Passage provided Start Marker

Peter Reddaway
Peter Reddaway is Professor Emeritus of Political Science and International Affairs at George Washington University. He received his B.A. and M.A. degrees from Cambridge University and did graduate work at Harvard and Moscow Universities and the London School of Economics and Political Science. Before joining GW in January 1989, he taught at the London School of Economics and then directed the Kennan Institute for Advanced Russian Studies. At GW, he taught—until his retirement in 2004—courses on Soviet and post-Soviet government and politics, and on human rights, and a multi-disciplinary introduction to Russia and Eastern Europe. His principal publications include Uncensored Russia: The Human Rights Movement in the USSR (1972), Psychiatric Terror: How Soviet Psychiatry is Used to Suppress Dissent (with S. Bloch, 1977), Soviet Psychiatric Abuse (with S. Bloch, 1984), Authority, Power and Policy in the USSR (ed. with T.H. Rigby and A. Brown, 1980), The Tragedy of Russia's Reforms: Market Bolshevism Against Democracy (with D.Glinski, 2001), and The Dynamics of Russian Politics: Putin's Reform of Federal-Regional Relations (with R. Orttung, vol. 1, 2003, vol. 2 due in 2004). Reddaway contributes articles and interviews to the international media, and provides consultation for government bodies concerned with foreign affairs.
Author's Books
The Tragedy of Russia’s Reforms presents a boldly original analysis of the collapse of the Soviet Union and the birth of the Russian state. The keys to understanding these events, the authors argue, are the prescriptions of Western “transitologists,” the International Monetary Fund, and advocates of economic “shock therapy.” These prescriptions allowed the nomenklatura and the financial “oligarchs” to acquire Russia’s industrial and natural resources and to heavily influence the country’s political destiny. In this long-awaited, sweeping interpretation, the authors skillfully place the contemporary Russian experience in the context of history, political theory, and Russia’s place in the international system.

Passage provided End Marker

Answer these questions from the Peter Reddaway profile:
(a) In what month and year did Reddaway join GW?
(b) What institute did he direct before joining GW?
(c) According to the book description, which groups acquired Russia's industrial and natural resources?
The entries that follow this text are not required for the task on it.

Supplied material Start Marker

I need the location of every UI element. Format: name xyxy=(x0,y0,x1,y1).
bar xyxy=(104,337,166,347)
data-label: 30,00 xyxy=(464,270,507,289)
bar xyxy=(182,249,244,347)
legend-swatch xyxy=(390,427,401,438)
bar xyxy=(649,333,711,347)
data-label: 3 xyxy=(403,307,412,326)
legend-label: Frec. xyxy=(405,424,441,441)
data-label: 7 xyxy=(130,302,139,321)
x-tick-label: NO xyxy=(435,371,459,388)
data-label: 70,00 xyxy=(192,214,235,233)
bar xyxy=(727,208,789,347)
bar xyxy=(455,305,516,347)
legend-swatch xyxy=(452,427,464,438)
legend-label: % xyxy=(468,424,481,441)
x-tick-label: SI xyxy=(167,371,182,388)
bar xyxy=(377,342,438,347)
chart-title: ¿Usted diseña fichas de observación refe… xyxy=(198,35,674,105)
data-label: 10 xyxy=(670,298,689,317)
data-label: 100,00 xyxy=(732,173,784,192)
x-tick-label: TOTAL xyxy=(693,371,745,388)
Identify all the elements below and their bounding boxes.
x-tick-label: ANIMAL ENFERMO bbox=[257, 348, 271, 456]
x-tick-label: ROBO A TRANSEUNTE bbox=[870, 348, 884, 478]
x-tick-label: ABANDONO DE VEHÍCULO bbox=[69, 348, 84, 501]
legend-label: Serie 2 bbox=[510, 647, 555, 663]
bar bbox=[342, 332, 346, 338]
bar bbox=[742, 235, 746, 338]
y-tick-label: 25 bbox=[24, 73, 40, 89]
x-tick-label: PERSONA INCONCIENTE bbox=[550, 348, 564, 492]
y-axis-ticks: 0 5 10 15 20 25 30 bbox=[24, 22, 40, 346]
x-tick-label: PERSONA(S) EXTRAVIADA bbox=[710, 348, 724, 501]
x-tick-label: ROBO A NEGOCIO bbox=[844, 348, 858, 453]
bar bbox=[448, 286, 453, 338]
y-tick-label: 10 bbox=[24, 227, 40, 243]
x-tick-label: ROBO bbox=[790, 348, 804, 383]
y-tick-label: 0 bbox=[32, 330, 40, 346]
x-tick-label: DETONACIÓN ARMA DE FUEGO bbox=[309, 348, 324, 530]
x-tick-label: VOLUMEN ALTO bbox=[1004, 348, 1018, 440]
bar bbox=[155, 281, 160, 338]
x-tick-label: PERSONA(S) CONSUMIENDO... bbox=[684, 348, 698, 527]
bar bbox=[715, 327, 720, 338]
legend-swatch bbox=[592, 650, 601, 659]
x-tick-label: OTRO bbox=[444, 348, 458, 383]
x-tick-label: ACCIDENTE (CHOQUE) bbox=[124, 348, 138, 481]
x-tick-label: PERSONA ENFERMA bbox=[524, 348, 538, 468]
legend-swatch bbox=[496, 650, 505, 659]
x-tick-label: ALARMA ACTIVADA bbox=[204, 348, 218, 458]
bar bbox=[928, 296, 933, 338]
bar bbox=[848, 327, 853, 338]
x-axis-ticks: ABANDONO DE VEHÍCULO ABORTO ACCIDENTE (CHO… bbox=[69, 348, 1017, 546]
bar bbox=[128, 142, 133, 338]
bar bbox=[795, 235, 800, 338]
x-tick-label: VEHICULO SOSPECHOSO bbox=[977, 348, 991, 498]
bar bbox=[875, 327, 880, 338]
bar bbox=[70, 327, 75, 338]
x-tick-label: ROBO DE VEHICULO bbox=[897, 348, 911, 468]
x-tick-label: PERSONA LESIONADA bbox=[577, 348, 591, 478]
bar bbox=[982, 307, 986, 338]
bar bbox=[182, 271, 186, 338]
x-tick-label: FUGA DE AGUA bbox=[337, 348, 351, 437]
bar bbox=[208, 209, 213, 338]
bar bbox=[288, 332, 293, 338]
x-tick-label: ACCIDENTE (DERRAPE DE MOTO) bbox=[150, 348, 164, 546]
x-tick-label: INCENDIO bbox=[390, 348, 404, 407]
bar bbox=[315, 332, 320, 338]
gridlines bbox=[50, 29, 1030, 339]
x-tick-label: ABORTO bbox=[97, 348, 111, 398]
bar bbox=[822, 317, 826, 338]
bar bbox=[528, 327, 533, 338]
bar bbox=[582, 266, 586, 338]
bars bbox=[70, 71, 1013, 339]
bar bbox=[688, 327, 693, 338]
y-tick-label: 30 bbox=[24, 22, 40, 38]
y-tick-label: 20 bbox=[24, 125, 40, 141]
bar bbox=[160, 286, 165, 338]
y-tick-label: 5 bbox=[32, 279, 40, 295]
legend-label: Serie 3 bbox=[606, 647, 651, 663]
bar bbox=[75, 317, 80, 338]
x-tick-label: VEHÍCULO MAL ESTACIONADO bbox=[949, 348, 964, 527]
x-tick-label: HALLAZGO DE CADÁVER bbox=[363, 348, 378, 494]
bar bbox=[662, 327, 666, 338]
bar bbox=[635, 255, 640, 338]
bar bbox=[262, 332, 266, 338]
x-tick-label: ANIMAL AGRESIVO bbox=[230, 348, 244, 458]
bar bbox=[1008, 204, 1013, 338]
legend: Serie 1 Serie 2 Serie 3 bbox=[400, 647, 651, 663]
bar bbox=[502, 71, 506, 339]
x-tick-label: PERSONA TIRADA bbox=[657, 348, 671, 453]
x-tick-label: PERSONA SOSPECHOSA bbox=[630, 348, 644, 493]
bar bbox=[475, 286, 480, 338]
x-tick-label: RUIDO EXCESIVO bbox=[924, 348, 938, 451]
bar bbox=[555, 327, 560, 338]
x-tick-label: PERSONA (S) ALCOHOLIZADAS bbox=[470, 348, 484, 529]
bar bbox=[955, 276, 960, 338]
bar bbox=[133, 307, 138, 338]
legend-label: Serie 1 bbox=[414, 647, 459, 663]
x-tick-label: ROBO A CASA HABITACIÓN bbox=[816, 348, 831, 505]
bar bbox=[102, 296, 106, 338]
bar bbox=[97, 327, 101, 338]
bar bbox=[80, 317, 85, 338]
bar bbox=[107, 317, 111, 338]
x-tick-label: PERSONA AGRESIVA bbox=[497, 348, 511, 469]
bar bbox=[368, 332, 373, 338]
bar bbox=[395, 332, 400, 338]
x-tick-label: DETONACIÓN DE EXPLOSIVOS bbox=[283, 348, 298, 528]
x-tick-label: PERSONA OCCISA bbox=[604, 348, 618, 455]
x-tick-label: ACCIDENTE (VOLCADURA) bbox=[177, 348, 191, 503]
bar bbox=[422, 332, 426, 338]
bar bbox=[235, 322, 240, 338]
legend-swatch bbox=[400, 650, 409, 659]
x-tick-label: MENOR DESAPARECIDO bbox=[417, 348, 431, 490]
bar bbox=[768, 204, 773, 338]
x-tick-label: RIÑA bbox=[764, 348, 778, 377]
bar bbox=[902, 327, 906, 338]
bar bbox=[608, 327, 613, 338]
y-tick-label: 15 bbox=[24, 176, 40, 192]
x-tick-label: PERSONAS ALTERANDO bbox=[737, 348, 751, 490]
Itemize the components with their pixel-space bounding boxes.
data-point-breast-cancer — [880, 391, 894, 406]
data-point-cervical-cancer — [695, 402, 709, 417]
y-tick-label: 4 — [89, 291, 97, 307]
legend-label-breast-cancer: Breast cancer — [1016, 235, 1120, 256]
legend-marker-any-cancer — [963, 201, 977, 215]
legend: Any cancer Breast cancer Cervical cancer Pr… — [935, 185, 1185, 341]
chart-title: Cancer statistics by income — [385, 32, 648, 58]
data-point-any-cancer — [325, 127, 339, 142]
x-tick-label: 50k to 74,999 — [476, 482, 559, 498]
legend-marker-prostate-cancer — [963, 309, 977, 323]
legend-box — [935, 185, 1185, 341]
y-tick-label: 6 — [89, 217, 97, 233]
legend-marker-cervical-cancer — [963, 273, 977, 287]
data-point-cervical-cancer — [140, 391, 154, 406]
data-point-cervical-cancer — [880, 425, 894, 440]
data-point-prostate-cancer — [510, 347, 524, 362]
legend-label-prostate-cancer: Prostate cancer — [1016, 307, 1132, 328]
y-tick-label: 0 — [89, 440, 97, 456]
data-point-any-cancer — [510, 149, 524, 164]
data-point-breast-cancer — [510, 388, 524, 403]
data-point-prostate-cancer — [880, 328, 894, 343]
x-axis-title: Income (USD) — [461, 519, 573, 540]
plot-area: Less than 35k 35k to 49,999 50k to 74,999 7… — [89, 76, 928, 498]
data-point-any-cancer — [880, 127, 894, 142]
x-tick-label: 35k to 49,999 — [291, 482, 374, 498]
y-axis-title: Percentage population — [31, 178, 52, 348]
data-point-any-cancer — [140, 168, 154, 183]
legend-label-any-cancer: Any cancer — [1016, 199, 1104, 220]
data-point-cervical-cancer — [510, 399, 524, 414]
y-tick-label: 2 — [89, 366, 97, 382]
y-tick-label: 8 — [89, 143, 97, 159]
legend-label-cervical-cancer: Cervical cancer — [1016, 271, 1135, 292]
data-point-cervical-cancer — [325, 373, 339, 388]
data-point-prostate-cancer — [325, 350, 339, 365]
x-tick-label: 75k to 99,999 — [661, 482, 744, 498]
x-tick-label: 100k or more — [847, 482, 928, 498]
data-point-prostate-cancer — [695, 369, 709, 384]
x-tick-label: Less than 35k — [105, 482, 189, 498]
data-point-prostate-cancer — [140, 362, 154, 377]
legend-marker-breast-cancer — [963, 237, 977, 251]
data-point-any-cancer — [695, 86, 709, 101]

Supplied material End Marker

(Answer to the exercise):
(a) January 1989
(b) The Kennan Institute for Advanced Russian Studies
(c) The nomenklatura and the financial "oligarchs"